## [Written request]
Each line that holds the word "title" is to be identified and copied.

## [Information supplied]
——————
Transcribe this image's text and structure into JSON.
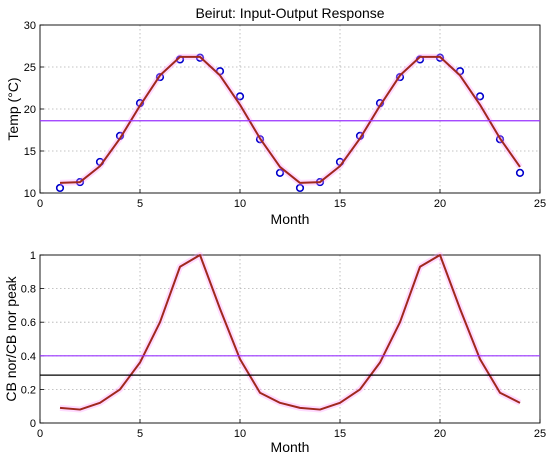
{
  "chart_data": [
    {
      "type": "line",
      "title": "Beirut: Input-Output Response",
      "xlabel": "Month",
      "ylabel": "Temp (°C)",
      "xlim": [
        0,
        25
      ],
      "ylim": [
        10,
        30
      ],
      "xticks": [
        0,
        5,
        10,
        15,
        20,
        25
      ],
      "yticks": [
        10,
        15,
        20,
        25,
        30
      ],
      "grid": true,
      "series": [
        {
          "kind": "scatter",
          "color": "#0000cc",
          "x": [
            1,
            2,
            3,
            4,
            5,
            6,
            7,
            8,
            9,
            10,
            11,
            12,
            13,
            14,
            15,
            16,
            17,
            18,
            19,
            20,
            21,
            22,
            23,
            24
          ],
          "y": [
            10.6,
            11.3,
            13.7,
            16.8,
            20.7,
            23.8,
            25.9,
            26.1,
            24.5,
            21.5,
            16.4,
            12.4,
            10.6,
            11.3,
            13.7,
            16.8,
            20.7,
            23.8,
            25.9,
            26.1,
            24.5,
            21.5,
            16.4,
            12.4
          ]
        },
        {
          "kind": "line",
          "color": "#a0281e",
          "x": [
            1,
            2,
            3,
            4,
            5,
            6,
            7,
            8,
            9,
            10,
            11,
            12,
            13,
            14,
            15,
            16,
            17,
            18,
            19,
            20,
            21,
            22,
            23,
            24
          ],
          "y": [
            11.2,
            11.3,
            13.2,
            16.5,
            20.4,
            24.0,
            26.2,
            26.2,
            24.0,
            20.5,
            16.5,
            13.1,
            11.2,
            11.3,
            13.2,
            16.5,
            20.4,
            24.0,
            26.2,
            26.2,
            24.0,
            20.5,
            16.5,
            13.1
          ]
        },
        {
          "kind": "hline",
          "color": "#9933ff",
          "y": 18.6
        }
      ]
    },
    {
      "type": "line",
      "title": "",
      "xlabel": "Month",
      "ylabel": "CB nor/CB nor peak",
      "xlim": [
        0,
        25
      ],
      "ylim": [
        0,
        1
      ],
      "xticks": [
        0,
        5,
        10,
        15,
        20,
        25
      ],
      "yticks": [
        0,
        0.2,
        0.4,
        0.6,
        0.8,
        1
      ],
      "grid": true,
      "series": [
        {
          "kind": "line",
          "color": "#a0281e",
          "x": [
            1,
            2,
            3,
            4,
            5,
            6,
            7,
            8,
            9,
            10,
            11,
            12,
            13,
            14,
            15,
            16,
            17,
            18,
            19,
            20,
            21,
            22,
            23,
            24
          ],
          "y": [
            0.09,
            0.08,
            0.12,
            0.2,
            0.36,
            0.6,
            0.93,
            1.0,
            0.68,
            0.38,
            0.18,
            0.12,
            0.09,
            0.08,
            0.12,
            0.2,
            0.36,
            0.6,
            0.93,
            1.0,
            0.68,
            0.38,
            0.18,
            0.12
          ]
        },
        {
          "kind": "hline",
          "color": "#9933ff",
          "y": 0.4
        },
        {
          "kind": "hline",
          "color": "#000000",
          "y": 0.285
        }
      ]
    }
  ]
}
——————
## [Task output]
      "title": "Beirut: Input-Output Response",
      "title": "",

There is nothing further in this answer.